» **Work to complete**: Gather each line of the entries below that includes "pela".

» **Material supplied**:

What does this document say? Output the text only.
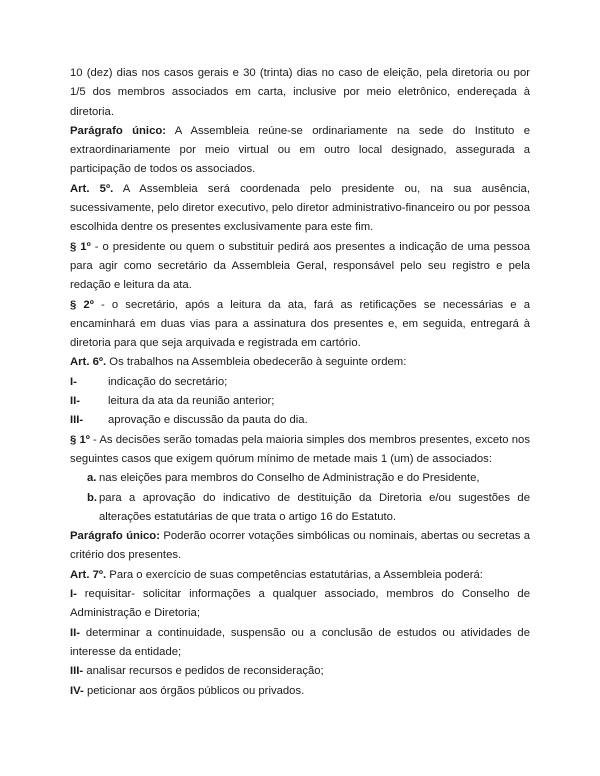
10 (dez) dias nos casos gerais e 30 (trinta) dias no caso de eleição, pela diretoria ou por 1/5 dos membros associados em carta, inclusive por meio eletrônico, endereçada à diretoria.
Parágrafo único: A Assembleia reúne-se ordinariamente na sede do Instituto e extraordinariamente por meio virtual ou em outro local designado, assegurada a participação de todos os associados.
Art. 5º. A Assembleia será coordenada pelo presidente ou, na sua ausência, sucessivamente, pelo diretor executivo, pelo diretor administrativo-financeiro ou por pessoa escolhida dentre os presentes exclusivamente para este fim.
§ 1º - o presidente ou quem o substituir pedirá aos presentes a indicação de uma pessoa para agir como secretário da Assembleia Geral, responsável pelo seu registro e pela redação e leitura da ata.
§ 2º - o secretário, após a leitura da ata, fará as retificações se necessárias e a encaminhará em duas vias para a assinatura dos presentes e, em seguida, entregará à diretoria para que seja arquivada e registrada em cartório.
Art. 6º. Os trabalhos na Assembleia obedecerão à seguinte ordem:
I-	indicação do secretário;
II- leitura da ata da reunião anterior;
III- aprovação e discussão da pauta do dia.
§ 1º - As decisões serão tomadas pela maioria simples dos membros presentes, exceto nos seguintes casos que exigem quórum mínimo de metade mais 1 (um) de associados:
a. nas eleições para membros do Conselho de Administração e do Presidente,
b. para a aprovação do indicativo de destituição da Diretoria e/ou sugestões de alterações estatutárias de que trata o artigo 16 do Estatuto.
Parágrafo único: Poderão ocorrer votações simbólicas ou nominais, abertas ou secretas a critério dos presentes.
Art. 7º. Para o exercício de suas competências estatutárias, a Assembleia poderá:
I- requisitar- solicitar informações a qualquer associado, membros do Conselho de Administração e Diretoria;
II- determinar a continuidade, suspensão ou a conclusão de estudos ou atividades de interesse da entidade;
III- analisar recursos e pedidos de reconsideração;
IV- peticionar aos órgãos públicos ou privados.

* * *

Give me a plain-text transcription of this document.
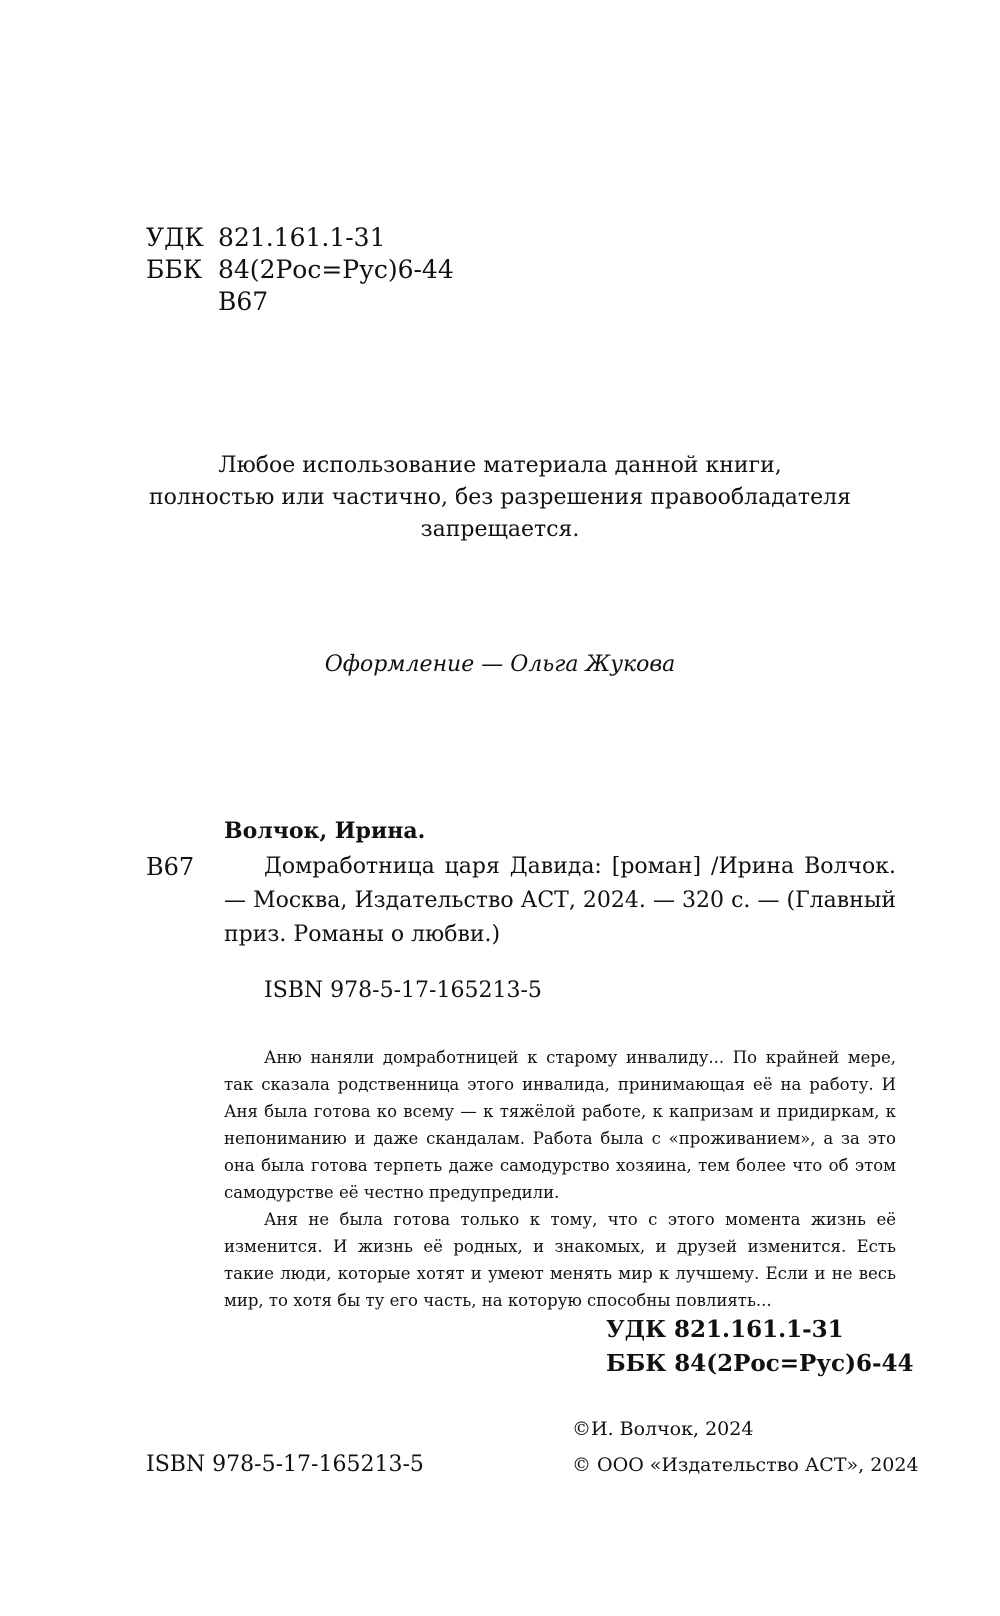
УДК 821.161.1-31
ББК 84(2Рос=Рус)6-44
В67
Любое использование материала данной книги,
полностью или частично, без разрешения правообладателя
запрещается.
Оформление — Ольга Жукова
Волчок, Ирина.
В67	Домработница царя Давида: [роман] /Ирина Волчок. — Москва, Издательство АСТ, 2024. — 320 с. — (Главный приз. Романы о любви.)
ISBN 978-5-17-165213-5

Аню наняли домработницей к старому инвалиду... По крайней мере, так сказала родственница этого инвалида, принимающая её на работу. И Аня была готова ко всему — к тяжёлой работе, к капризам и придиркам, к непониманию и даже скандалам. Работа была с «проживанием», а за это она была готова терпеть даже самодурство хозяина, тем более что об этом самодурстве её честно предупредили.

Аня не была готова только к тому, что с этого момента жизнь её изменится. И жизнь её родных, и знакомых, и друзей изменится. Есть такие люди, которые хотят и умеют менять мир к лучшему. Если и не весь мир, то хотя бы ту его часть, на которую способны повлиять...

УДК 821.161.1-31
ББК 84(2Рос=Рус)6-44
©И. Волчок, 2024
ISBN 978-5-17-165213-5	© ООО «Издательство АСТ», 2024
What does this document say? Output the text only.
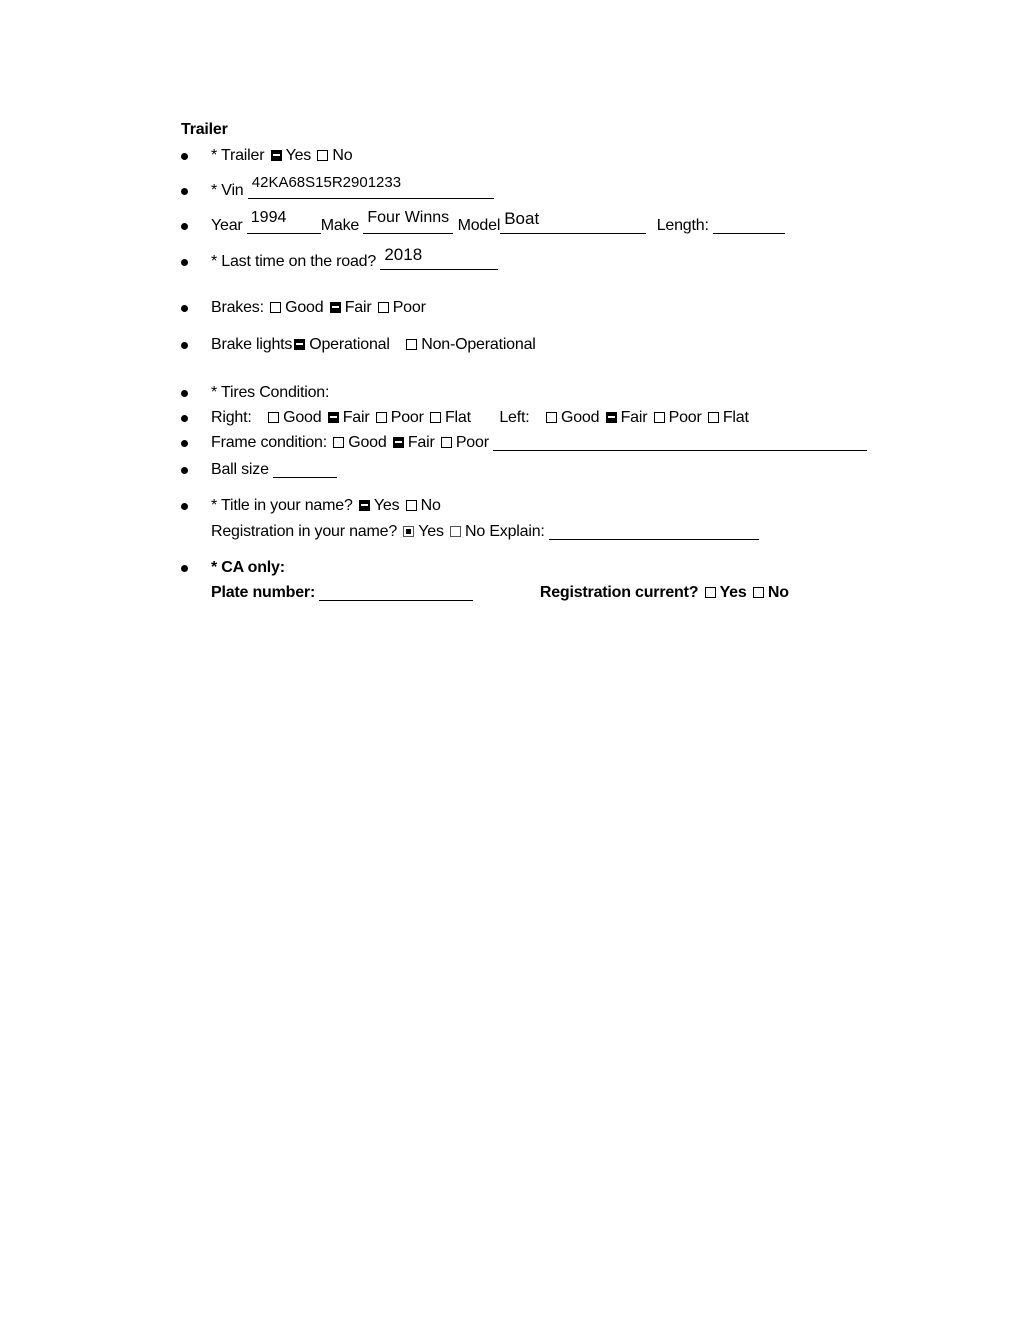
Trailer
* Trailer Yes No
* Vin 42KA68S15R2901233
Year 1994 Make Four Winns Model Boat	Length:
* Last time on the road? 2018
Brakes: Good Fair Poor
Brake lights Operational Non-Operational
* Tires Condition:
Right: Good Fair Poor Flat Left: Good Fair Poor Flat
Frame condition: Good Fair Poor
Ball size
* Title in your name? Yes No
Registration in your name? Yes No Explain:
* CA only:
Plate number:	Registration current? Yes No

--

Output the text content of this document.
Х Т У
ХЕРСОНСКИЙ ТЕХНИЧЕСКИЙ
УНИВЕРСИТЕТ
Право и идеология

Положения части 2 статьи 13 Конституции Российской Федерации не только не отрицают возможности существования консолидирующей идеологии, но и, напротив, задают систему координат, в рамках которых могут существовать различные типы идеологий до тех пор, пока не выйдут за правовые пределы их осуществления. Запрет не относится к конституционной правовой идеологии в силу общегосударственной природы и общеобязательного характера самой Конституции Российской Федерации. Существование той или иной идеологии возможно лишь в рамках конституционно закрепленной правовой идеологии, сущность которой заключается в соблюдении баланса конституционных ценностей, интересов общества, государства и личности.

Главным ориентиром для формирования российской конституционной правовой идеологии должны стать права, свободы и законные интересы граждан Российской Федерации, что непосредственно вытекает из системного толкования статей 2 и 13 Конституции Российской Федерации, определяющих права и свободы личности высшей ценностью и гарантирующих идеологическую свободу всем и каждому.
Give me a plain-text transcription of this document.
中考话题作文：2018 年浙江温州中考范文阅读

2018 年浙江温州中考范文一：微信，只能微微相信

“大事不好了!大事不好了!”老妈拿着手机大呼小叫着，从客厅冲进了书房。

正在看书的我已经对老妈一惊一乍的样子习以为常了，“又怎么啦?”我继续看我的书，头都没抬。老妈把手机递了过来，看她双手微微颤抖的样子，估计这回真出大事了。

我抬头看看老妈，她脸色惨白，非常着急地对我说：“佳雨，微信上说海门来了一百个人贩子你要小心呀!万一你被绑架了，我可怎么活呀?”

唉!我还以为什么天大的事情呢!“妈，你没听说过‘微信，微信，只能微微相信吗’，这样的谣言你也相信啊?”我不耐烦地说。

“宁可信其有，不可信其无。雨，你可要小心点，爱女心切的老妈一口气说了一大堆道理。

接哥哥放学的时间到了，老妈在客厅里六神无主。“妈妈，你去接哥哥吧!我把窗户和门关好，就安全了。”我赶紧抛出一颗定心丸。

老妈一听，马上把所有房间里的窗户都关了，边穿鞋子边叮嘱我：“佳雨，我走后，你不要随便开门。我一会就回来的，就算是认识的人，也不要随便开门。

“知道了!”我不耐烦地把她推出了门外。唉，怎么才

» **Result for this task**:
10 (dez) dias nos casos gerais e 30 (trinta) dias no caso de eleição, pela diretoria ou por 1/5 dos membros associados em carta, inclusive por meio eletrônico, endereçada à diretoria.
§ 1º - o presidente ou quem o substituir pedirá aos presentes a indicação de uma pessoa para agir como secretário da Assembleia Geral, responsável pelo seu registro e pela redação e leitura da ata.
§ 1º - As decisões serão tomadas pela maioria simples dos membros presentes, exceto nos seguintes casos que exigem quórum mínimo de metade mais 1 (um) de associados:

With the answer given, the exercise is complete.